▶ _Instructions for the task_:
Return all of the lines below exactly as they are.

▶ _Input records_:
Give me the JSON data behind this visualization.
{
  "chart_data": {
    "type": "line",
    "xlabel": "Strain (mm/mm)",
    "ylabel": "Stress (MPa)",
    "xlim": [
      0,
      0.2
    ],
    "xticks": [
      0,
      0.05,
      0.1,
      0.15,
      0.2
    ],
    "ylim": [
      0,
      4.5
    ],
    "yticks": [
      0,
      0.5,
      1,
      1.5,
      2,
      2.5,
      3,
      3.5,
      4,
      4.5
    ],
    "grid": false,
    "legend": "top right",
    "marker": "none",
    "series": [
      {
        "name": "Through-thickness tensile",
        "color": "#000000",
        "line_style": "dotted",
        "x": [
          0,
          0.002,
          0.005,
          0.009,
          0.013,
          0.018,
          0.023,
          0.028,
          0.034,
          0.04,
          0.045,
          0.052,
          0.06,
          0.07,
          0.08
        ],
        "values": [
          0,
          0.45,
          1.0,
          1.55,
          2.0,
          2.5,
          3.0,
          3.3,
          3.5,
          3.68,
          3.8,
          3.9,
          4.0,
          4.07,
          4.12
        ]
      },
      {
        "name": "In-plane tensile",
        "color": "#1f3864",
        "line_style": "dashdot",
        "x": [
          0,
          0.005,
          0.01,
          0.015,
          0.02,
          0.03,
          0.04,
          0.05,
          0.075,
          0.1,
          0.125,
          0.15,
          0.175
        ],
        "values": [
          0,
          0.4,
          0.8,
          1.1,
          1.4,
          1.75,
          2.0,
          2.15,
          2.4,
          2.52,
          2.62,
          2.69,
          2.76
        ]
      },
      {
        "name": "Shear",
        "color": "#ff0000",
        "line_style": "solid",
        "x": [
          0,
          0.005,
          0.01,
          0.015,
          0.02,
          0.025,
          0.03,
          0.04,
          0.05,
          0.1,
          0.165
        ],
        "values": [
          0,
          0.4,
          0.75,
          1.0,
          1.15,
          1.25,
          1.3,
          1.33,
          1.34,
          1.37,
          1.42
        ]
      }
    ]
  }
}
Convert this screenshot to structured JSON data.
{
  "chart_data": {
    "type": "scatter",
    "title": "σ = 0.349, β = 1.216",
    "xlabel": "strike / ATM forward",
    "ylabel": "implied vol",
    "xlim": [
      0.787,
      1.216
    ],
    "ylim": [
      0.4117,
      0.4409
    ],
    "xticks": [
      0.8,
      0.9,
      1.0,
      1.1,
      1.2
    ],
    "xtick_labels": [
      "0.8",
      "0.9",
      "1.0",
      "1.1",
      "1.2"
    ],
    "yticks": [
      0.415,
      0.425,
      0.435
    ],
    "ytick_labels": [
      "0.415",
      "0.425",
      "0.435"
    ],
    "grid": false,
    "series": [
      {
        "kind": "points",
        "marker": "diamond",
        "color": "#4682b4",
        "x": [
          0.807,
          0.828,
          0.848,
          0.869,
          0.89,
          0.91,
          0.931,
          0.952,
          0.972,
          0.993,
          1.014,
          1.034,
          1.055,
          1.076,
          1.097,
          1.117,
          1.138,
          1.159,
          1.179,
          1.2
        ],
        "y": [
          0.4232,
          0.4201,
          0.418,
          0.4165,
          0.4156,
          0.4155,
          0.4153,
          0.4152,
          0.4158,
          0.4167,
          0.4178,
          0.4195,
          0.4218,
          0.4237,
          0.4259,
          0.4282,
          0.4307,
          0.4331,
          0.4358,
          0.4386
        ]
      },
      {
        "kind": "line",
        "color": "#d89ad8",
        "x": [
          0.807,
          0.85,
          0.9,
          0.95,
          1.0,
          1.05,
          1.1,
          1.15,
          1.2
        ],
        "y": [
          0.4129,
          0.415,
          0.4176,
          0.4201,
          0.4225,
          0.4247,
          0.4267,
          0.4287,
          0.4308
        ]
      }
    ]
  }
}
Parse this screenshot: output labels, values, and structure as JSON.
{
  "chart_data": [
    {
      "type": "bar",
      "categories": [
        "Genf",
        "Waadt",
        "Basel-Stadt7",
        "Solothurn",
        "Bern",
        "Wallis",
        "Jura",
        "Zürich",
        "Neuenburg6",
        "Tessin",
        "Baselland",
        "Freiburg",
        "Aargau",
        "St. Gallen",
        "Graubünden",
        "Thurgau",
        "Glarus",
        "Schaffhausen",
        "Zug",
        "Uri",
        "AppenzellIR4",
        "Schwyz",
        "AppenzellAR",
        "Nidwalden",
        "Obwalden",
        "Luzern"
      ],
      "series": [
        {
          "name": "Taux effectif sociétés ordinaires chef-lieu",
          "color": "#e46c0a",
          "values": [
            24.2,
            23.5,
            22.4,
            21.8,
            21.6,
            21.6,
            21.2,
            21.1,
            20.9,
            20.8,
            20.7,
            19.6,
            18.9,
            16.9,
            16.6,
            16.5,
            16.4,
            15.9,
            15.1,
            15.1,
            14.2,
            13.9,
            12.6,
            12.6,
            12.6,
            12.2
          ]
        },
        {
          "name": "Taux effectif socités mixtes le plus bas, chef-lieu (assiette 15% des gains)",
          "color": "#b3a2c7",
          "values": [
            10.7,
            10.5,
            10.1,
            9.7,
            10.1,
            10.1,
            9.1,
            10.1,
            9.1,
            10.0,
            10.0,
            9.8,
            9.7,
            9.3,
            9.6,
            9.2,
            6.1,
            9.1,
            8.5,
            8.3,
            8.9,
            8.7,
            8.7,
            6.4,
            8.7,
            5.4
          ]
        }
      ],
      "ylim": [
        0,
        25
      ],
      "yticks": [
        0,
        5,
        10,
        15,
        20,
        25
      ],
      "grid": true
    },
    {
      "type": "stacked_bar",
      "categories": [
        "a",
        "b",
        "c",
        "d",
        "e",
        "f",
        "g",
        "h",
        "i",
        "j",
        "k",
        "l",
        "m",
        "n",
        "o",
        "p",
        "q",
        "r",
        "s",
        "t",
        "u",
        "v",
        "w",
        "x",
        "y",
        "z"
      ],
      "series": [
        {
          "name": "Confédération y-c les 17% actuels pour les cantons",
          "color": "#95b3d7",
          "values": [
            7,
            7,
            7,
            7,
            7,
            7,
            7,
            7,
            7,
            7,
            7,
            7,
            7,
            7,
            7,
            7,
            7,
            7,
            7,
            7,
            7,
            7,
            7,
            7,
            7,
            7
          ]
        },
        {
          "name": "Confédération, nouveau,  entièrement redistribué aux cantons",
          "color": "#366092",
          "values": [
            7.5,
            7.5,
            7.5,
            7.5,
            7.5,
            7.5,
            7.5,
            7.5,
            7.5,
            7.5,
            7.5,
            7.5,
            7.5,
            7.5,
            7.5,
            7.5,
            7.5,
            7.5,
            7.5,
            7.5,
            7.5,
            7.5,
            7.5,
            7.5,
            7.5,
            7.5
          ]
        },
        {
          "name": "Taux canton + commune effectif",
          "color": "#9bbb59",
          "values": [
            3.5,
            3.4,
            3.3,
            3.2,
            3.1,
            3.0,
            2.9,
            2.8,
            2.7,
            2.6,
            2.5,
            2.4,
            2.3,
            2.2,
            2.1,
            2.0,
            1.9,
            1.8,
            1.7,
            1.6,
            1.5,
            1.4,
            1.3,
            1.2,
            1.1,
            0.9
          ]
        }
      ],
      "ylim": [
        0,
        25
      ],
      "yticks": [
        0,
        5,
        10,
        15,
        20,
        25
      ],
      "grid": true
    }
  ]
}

▶ _Exercise response_:
Give me the JSON data behind this visualization.
{
  "chart_data": {
    "type": "line",
    "xlabel": "Strain (mm/mm)",
    "ylabel": "Stress (MPa)",
    "xlim": [
      0,
      0.2
    ],
    "xticks": [
      0,
      0.05,
      0.1,
      0.15,
      0.2
    ],
    "ylim": [
      0,
      4.5
    ],
    "yticks": [
      0,
      0.5,
      1,
      1.5,
      2,
      2.5,
      3,
      3.5,
      4,
      4.5
    ],
    "grid": false,
    "legend": "top right",
    "marker": "none",
    "series": [
      {
        "name": "Through-thickness tensile",
        "color": "#000000",
        "line_style": "dotted",
        "x": [
          0,
          0.002,
          0.005,
          0.009,
          0.013,
          0.018,
          0.023,
          0.028,
          0.034,
          0.04,
          0.045,
          0.052,
          0.06,
          0.07,
          0.08
        ],
        "values": [
          0,
          0.45,
          1.0,
          1.55,
          2.0,
          2.5,
          3.0,
          3.3,
          3.5,
          3.68,
          3.8,
          3.9,
          4.0,
          4.07,
          4.12
        ]
      },
      {
        "name": "In-plane tensile",
        "color": "#1f3864",
        "line_style": "dashdot",
        "x": [
          0,
          0.005,
          0.01,
          0.015,
          0.02,
          0.03,
          0.04,
          0.05,
          0.075,
          0.1,
          0.125,
          0.15,
          0.175
        ],
        "values": [
          0,
          0.4,
          0.8,
          1.1,
          1.4,
          1.75,
          2.0,
          2.15,
          2.4,
          2.52,
          2.62,
          2.69,
          2.76
        ]
      },
      {
        "name": "Shear",
        "color": "#ff0000",
        "line_style": "solid",
        "x": [
          0,
          0.005,
          0.01,
          0.015,
          0.02,
          0.025,
          0.03,
          0.04,
          0.05,
          0.1,
          0.165
        ],
        "values": [
          0,
          0.4,
          0.75,
          1.0,
          1.15,
          1.25,
          1.3,
          1.33,
          1.34,
          1.37,
          1.42
        ]
      }
    ]
  }
}
Convert this screenshot to structured JSON data.
{
  "chart_data": {
    "type": "scatter",
    "title": "σ = 0.349, β = 1.216",
    "xlabel": "strike / ATM forward",
    "ylabel": "implied vol",
    "xlim": [
      0.787,
      1.216
    ],
    "ylim": [
      0.4117,
      0.4409
    ],
    "xticks": [
      0.8,
      0.9,
      1.0,
      1.1,
      1.2
    ],
    "xtick_labels": [
      "0.8",
      "0.9",
      "1.0",
      "1.1",
      "1.2"
    ],
    "yticks": [
      0.415,
      0.425,
      0.435
    ],
    "ytick_labels": [
      "0.415",
      "0.425",
      "0.435"
    ],
    "grid": false,
    "series": [
      {
        "kind": "points",
        "marker": "diamond",
        "color": "#4682b4",
        "x": [
          0.807,
          0.828,
          0.848,
          0.869,
          0.89,
          0.91,
          0.931,
          0.952,
          0.972,
          0.993,
          1.014,
          1.034,
          1.055,
          1.076,
          1.097,
          1.117,
          1.138,
          1.159,
          1.179,
          1.2
        ],
        "y": [
          0.4232,
          0.4201,
          0.418,
          0.4165,
          0.4156,
          0.4155,
          0.4153,
          0.4152,
          0.4158,
          0.4167,
          0.4178,
          0.4195,
          0.4218,
          0.4237,
          0.4259,
          0.4282,
          0.4307,
          0.4331,
          0.4358,
          0.4386
        ]
      },
      {
        "kind": "line",
        "color": "#d89ad8",
        "x": [
          0.807,
          0.85,
          0.9,
          0.95,
          1.0,
          1.05,
          1.1,
          1.15,
          1.2
        ],
        "y": [
          0.4129,
          0.415,
          0.4176,
          0.4201,
          0.4225,
          0.4247,
          0.4267,
          0.4287,
          0.4308
        ]
      }
    ]
  }
}
Parse this screenshot: output labels, values, and structure as JSON.
{
  "chart_data": [
    {
      "type": "bar",
      "categories": [
        "Genf",
        "Waadt",
        "Basel-Stadt7",
        "Solothurn",
        "Bern",
        "Wallis",
        "Jura",
        "Zürich",
        "Neuenburg6",
        "Tessin",
        "Baselland",
        "Freiburg",
        "Aargau",
        "St. Gallen",
        "Graubünden",
        "Thurgau",
        "Glarus",
        "Schaffhausen",
        "Zug",
        "Uri",
        "AppenzellIR4",
        "Schwyz",
        "AppenzellAR",
        "Nidwalden",
        "Obwalden",
        "Luzern"
      ],
      "series": [
        {
          "name": "Taux effectif sociétés ordinaires chef-lieu",
          "color": "#e46c0a",
          "values": [
            24.2,
            23.5,
            22.4,
            21.8,
            21.6,
            21.6,
            21.2,
            21.1,
            20.9,
            20.8,
            20.7,
            19.6,
            18.9,
            16.9,
            16.6,
            16.5,
            16.4,
            15.9,
            15.1,
            15.1,
            14.2,
            13.9,
            12.6,
            12.6,
            12.6,
            12.2
          ]
        },
        {
          "name": "Taux effectif socités mixtes le plus bas, chef-lieu (assiette 15% des gains)",
          "color": "#b3a2c7",
          "values": [
            10.7,
            10.5,
            10.1,
            9.7,
            10.1,
            10.1,
            9.1,
            10.1,
            9.1,
            10.0,
            10.0,
            9.8,
            9.7,
            9.3,
            9.6,
            9.2,
            6.1,
            9.1,
            8.5,
            8.3,
            8.9,
            8.7,
            8.7,
            6.4,
            8.7,
            5.4
          ]
        }
      ],
      "ylim": [
        0,
        25
      ],
      "yticks": [
        0,
        5,
        10,
        15,
        20,
        25
      ],
      "grid": true
    },
    {
      "type": "stacked_bar",
      "categories": [
        "a",
        "b",
        "c",
        "d",
        "e",
        "f",
        "g",
        "h",
        "i",
        "j",
        "k",
        "l",
        "m",
        "n",
        "o",
        "p",
        "q",
        "r",
        "s",
        "t",
        "u",
        "v",
        "w",
        "x",
        "y",
        "z"
      ],
      "series": [
        {
          "name": "Confédération y-c les 17% actuels pour les cantons",
          "color": "#95b3d7",
          "values": [
            7,
            7,
            7,
            7,
            7,
            7,
            7,
            7,
            7,
            7,
            7,
            7,
            7,
            7,
            7,
            7,
            7,
            7,
            7,
            7,
            7,
            7,
            7,
            7,
            7,
            7
          ]
        },
        {
          "name": "Confédération, nouveau,  entièrement redistribué aux cantons",
          "color": "#366092",
          "values": [
            7.5,
            7.5,
            7.5,
            7.5,
            7.5,
            7.5,
            7.5,
            7.5,
            7.5,
            7.5,
            7.5,
            7.5,
            7.5,
            7.5,
            7.5,
            7.5,
            7.5,
            7.5,
            7.5,
            7.5,
            7.5,
            7.5,
            7.5,
            7.5,
            7.5,
            7.5
          ]
        },
        {
          "name": "Taux canton + commune effectif",
          "color": "#9bbb59",
          "values": [
            3.5,
            3.4,
            3.3,
            3.2,
            3.1,
            3.0,
            2.9,
            2.8,
            2.7,
            2.6,
            2.5,
            2.4,
            2.3,
            2.2,
            2.1,
            2.0,
            1.9,
            1.8,
            1.7,
            1.6,
            1.5,
            1.4,
            1.3,
            1.2,
            1.1,
            0.9
          ]
        }
      ],
      "ylim": [
        0,
        25
      ],
      "yticks": [
        0,
        5,
        10,
        15,
        20,
        25
      ],
      "grid": true
    }
  ]
}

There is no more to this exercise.